The problem → Below are records. Count every line containing the word "Values" and give the number alone.

Exercise materials →

## BEGIN

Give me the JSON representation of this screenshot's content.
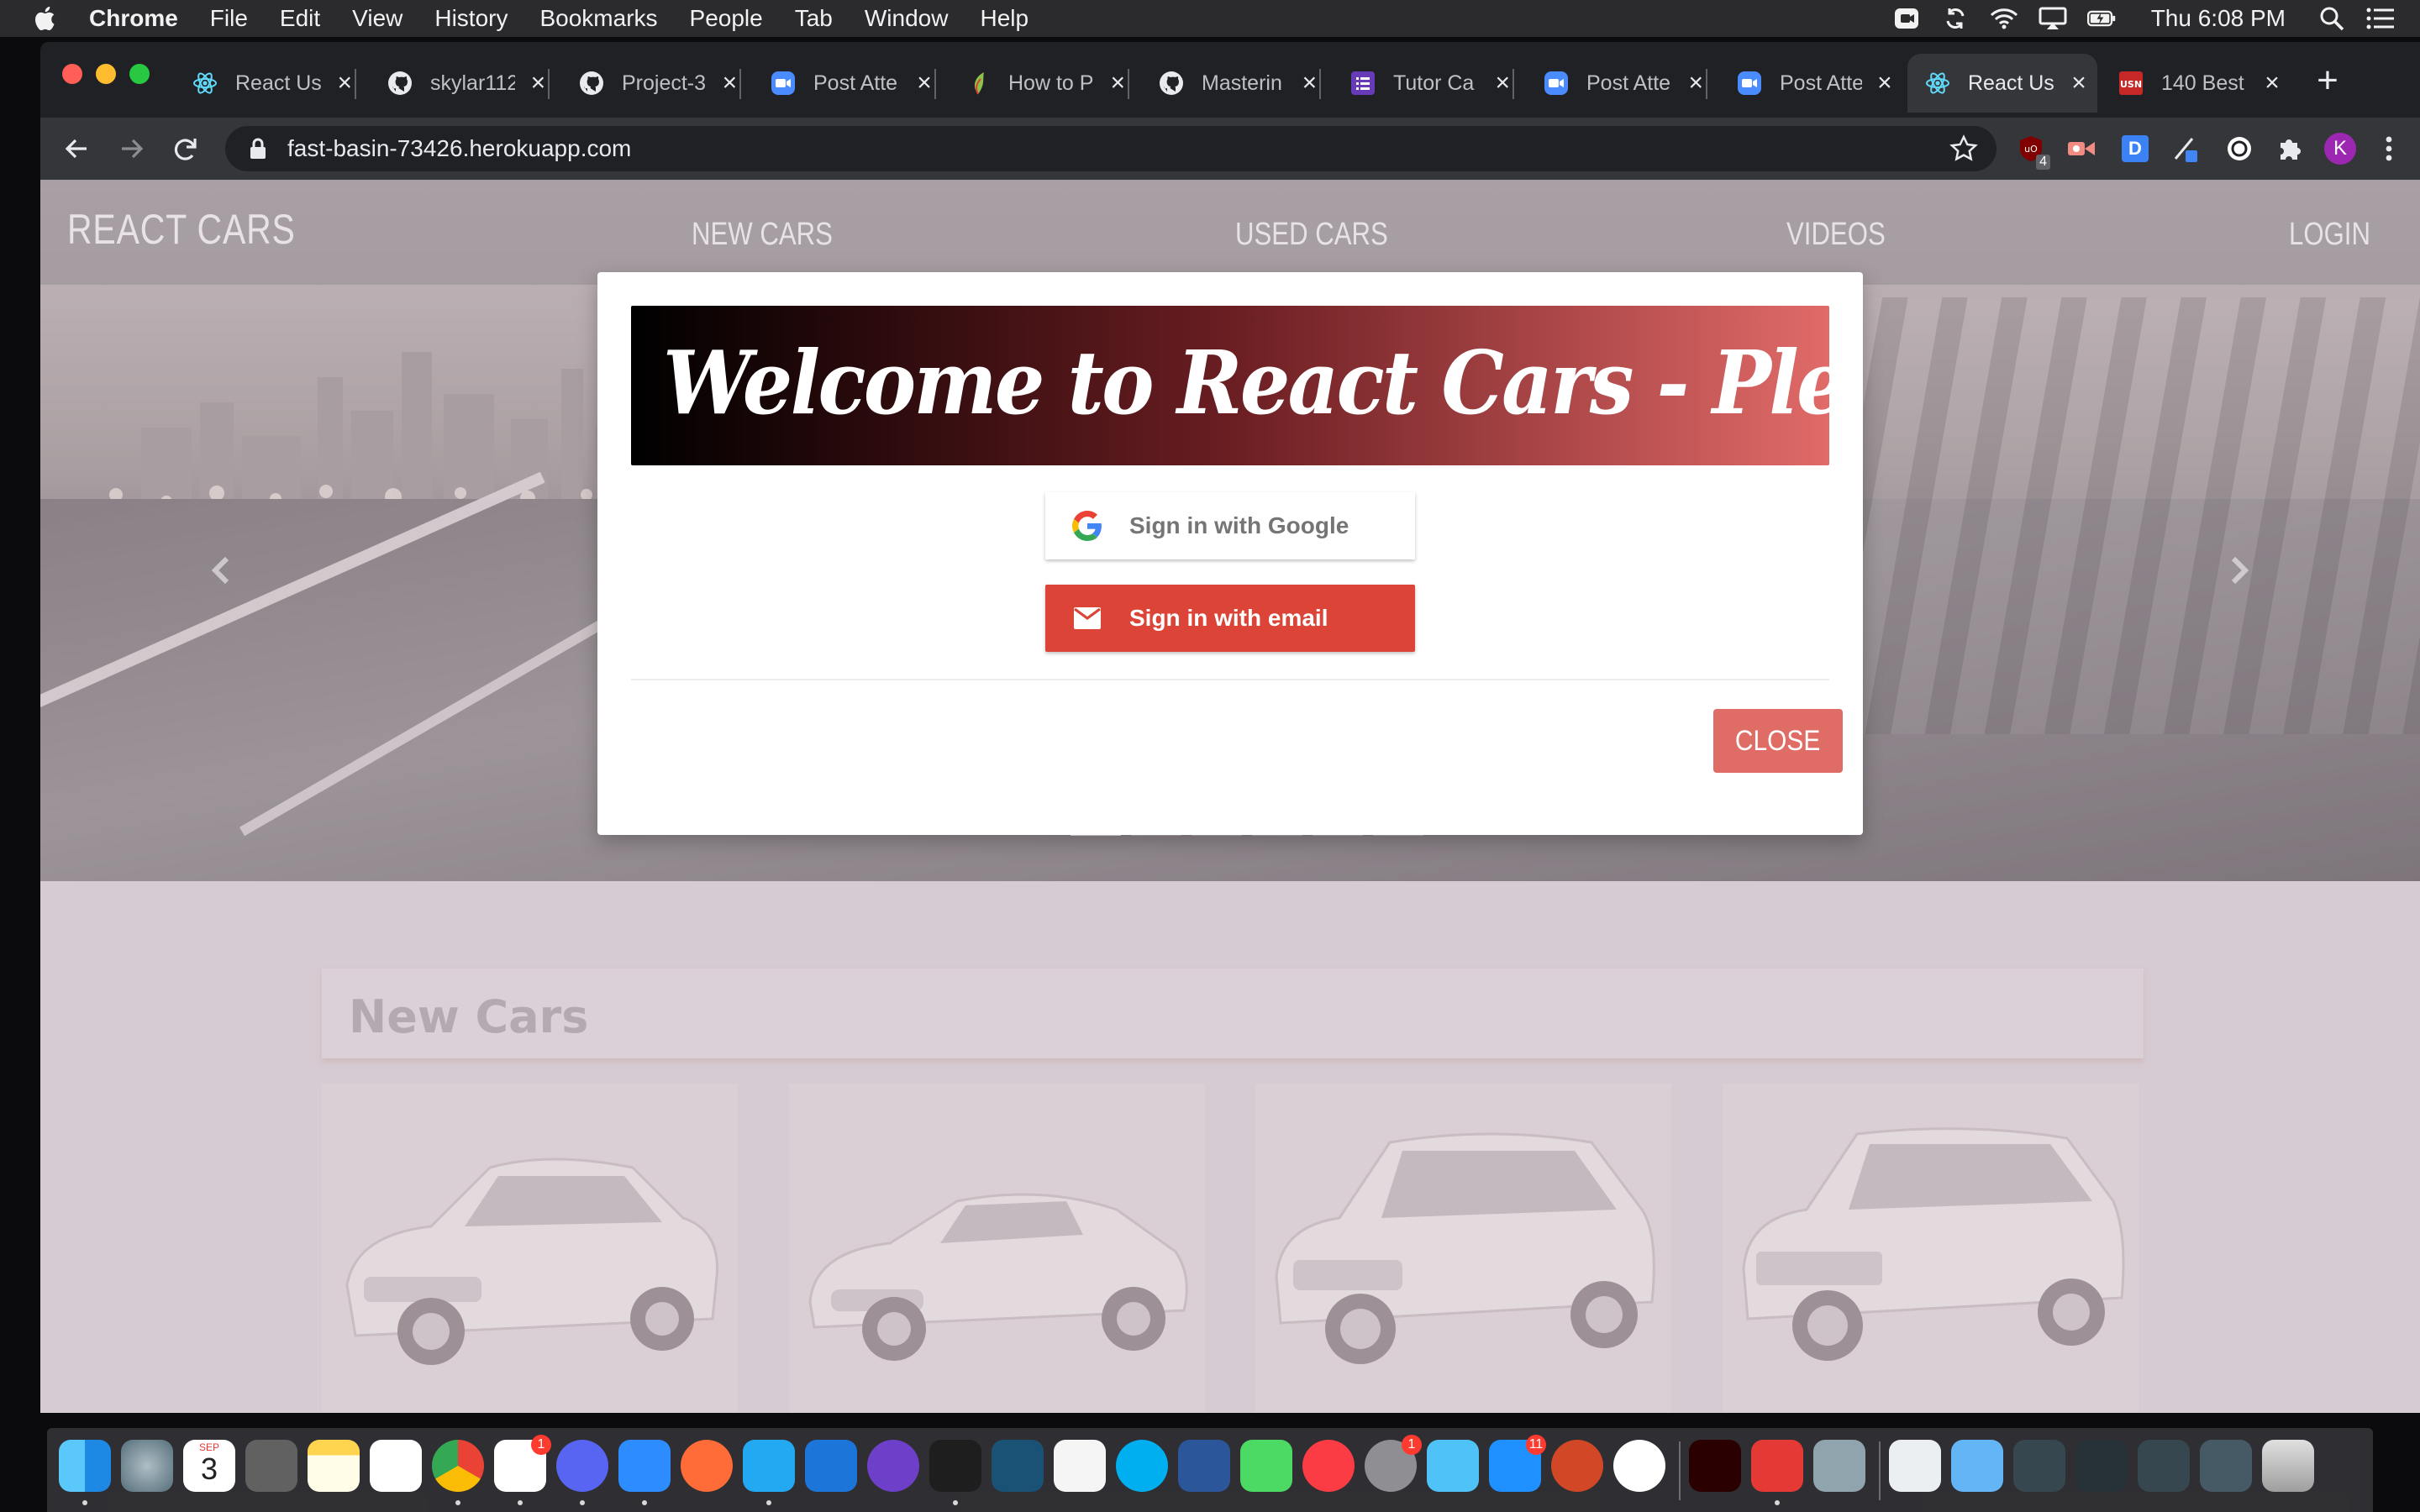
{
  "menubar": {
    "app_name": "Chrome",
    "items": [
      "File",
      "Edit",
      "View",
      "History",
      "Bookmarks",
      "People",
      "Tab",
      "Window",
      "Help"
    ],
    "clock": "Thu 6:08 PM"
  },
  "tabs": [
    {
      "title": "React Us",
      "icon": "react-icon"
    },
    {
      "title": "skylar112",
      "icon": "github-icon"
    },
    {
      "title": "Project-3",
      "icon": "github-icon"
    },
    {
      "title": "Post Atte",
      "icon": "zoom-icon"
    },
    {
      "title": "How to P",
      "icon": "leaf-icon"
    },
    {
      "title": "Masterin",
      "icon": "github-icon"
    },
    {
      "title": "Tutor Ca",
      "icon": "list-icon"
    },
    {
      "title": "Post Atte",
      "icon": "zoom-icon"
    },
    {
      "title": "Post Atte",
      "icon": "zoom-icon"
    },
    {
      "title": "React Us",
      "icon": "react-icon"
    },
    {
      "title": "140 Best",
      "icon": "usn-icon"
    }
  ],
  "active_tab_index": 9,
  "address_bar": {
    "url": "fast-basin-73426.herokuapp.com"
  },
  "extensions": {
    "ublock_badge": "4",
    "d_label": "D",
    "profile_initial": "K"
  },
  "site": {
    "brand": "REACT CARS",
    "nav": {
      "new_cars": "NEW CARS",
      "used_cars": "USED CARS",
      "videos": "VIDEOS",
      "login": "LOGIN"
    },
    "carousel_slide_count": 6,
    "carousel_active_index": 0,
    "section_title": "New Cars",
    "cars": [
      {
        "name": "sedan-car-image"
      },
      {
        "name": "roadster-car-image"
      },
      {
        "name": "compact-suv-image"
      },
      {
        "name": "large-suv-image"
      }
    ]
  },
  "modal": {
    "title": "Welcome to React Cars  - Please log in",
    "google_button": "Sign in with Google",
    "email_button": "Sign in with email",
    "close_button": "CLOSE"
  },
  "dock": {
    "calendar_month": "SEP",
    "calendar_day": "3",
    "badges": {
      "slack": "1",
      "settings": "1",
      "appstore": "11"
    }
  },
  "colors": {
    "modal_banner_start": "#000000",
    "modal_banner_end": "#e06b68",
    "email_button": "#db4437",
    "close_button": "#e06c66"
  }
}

## END
## BEGIN

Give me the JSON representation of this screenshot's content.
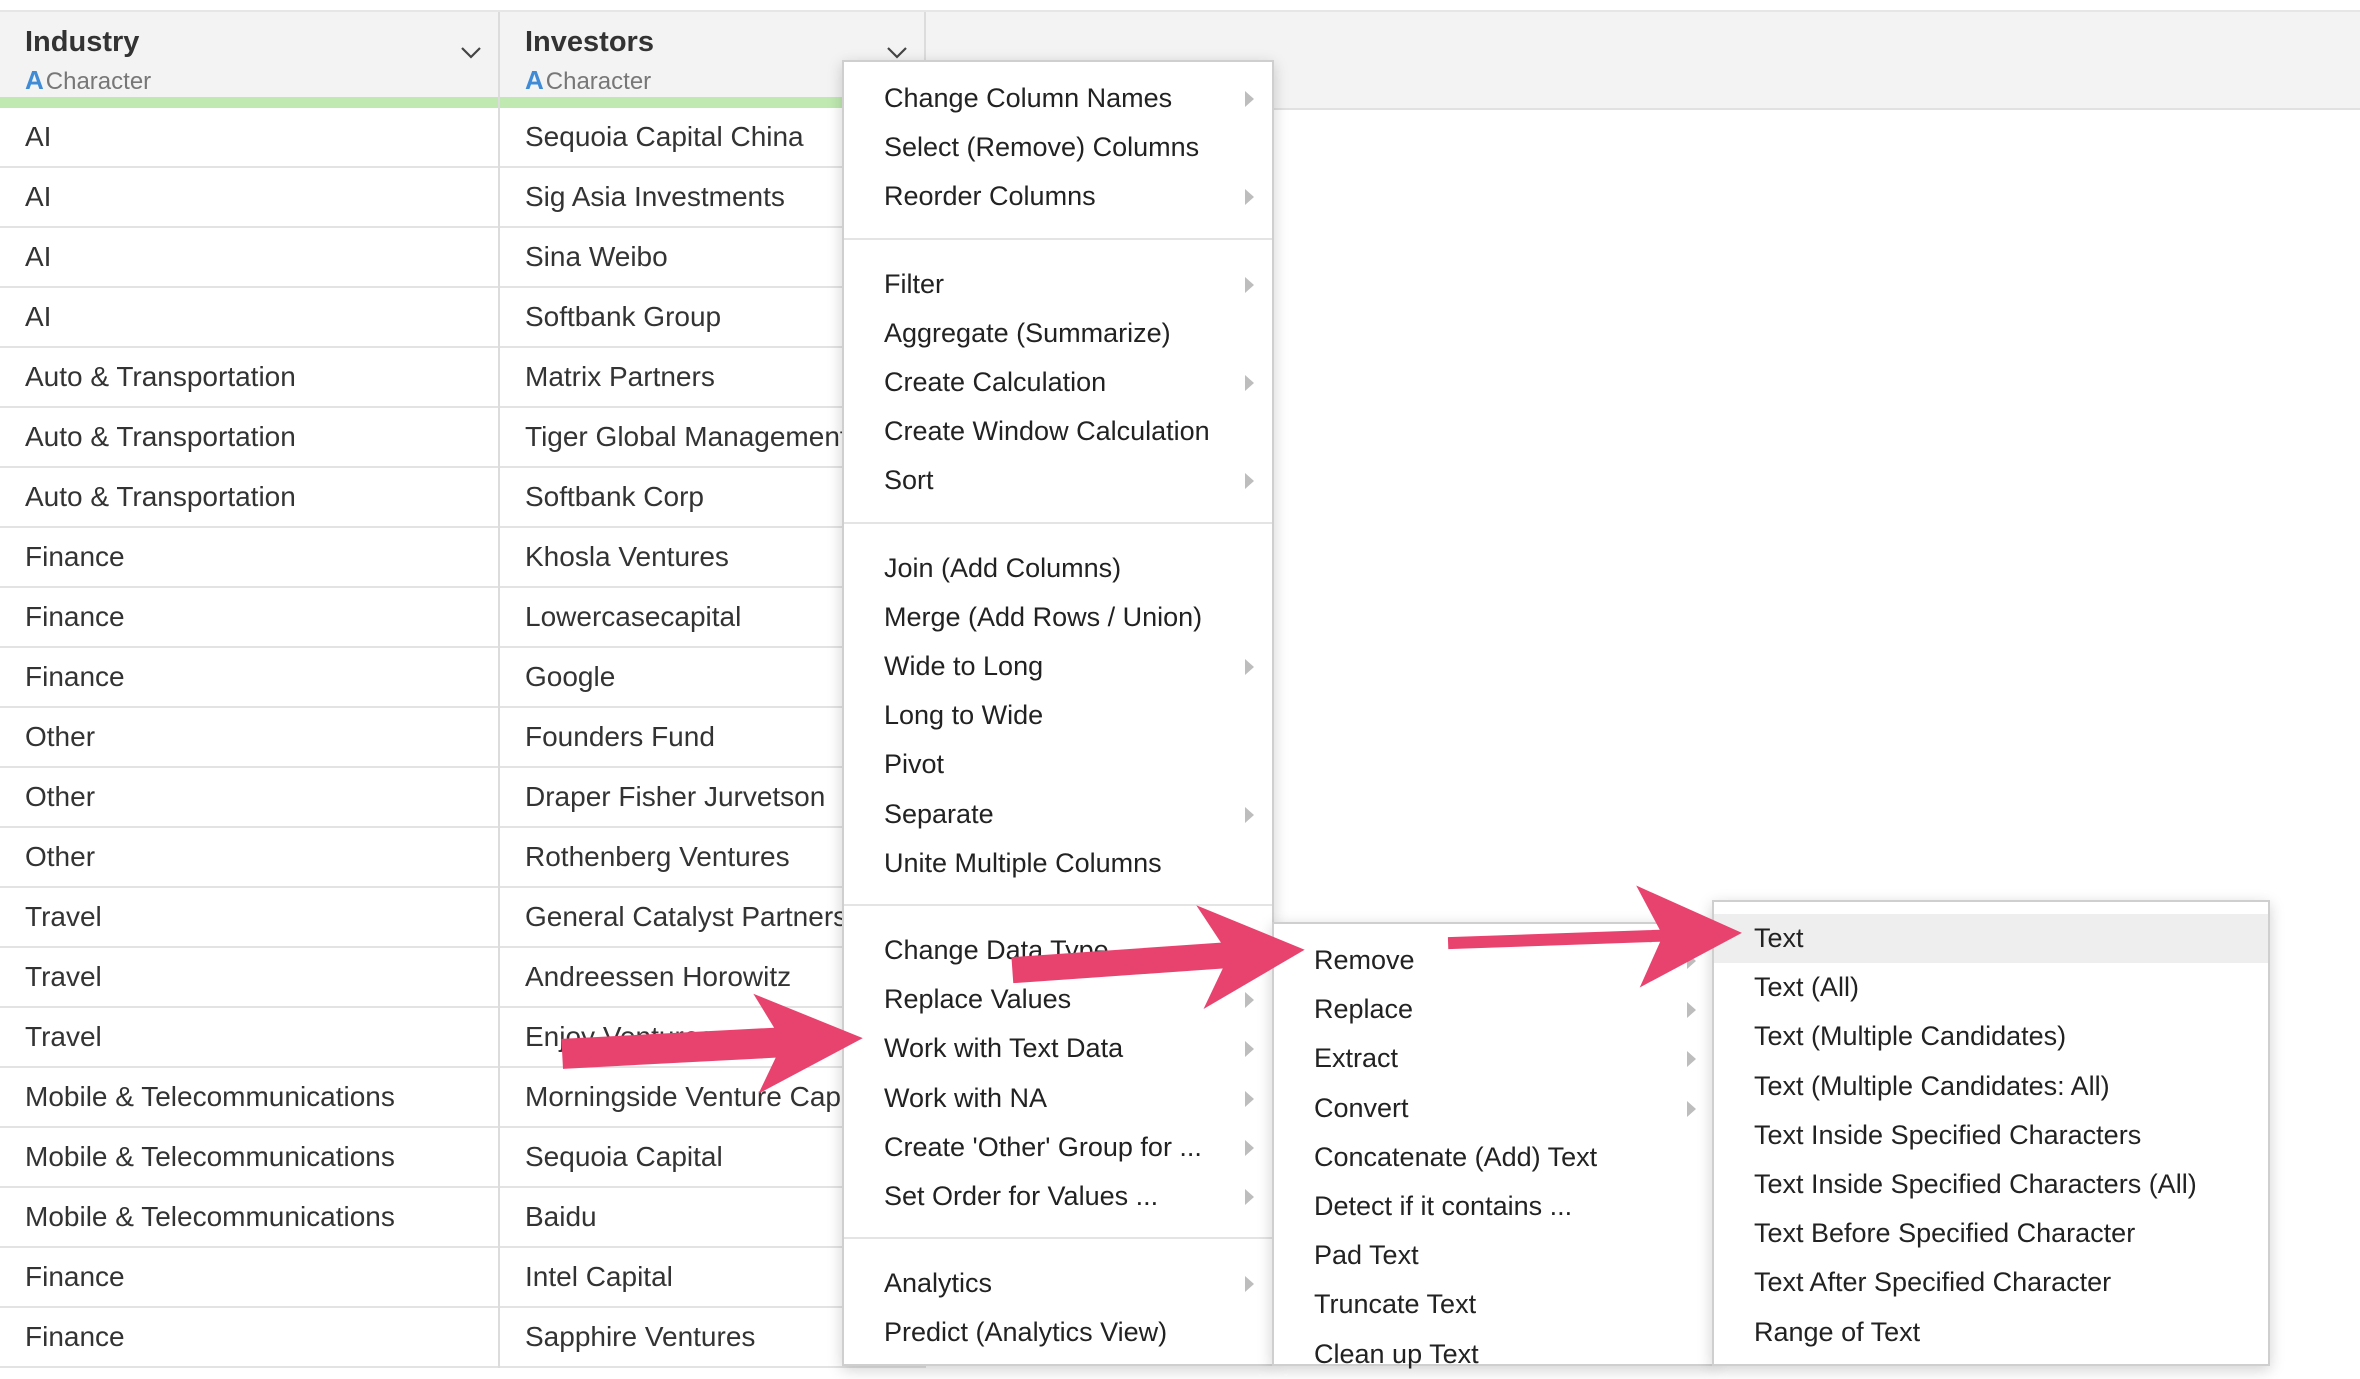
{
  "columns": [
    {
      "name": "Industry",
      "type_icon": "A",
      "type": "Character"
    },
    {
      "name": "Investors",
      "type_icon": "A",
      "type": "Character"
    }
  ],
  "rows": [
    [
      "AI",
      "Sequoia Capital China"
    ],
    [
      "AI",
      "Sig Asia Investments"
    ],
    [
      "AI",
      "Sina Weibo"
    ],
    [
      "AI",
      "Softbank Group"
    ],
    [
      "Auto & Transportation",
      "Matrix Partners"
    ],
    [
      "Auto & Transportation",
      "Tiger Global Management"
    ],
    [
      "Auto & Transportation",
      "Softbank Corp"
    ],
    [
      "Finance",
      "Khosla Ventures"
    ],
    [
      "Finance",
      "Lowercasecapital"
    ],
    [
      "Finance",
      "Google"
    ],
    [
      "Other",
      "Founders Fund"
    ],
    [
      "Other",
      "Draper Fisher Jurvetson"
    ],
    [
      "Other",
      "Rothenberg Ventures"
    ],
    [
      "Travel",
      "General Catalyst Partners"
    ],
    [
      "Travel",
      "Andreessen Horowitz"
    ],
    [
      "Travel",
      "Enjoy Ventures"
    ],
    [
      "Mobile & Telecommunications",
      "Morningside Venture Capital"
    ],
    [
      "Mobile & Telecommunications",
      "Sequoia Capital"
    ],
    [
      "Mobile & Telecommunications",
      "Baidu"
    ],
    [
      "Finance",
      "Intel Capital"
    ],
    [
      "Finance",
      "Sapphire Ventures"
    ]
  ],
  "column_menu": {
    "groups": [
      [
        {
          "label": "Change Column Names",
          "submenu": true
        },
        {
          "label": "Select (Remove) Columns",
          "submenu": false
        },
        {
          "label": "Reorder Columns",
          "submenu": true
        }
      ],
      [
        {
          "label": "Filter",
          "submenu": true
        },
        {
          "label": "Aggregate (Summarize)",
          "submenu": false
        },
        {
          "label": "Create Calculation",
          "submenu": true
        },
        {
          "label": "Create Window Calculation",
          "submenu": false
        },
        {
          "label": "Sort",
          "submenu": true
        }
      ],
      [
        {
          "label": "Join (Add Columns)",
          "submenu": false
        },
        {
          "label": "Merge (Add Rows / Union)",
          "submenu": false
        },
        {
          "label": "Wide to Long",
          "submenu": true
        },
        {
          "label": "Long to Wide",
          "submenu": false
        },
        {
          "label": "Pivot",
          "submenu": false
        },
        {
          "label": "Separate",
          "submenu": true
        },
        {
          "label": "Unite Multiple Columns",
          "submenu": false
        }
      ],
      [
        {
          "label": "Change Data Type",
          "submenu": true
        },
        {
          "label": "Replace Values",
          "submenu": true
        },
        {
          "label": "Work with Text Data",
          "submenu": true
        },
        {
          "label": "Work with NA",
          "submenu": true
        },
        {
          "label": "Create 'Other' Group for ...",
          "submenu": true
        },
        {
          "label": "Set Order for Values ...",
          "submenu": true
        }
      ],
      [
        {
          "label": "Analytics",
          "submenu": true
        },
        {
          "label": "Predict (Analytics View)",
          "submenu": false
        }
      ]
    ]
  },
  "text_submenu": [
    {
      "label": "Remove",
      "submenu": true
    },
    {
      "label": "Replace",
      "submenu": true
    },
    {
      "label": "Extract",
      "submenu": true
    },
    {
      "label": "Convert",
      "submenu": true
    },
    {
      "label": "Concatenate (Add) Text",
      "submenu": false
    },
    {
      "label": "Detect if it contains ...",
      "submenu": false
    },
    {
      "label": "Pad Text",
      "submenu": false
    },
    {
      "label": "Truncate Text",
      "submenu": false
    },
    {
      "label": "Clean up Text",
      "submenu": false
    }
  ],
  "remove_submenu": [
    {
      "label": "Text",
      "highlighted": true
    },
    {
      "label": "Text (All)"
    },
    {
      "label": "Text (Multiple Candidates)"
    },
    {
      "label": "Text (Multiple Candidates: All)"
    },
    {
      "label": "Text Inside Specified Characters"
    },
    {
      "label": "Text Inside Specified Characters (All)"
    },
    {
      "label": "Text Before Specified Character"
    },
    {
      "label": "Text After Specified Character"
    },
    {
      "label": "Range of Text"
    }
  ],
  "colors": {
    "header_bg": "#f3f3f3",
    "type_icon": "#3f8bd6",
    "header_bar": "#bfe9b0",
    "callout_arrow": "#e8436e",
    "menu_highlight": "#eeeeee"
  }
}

## END

Output for this task → 2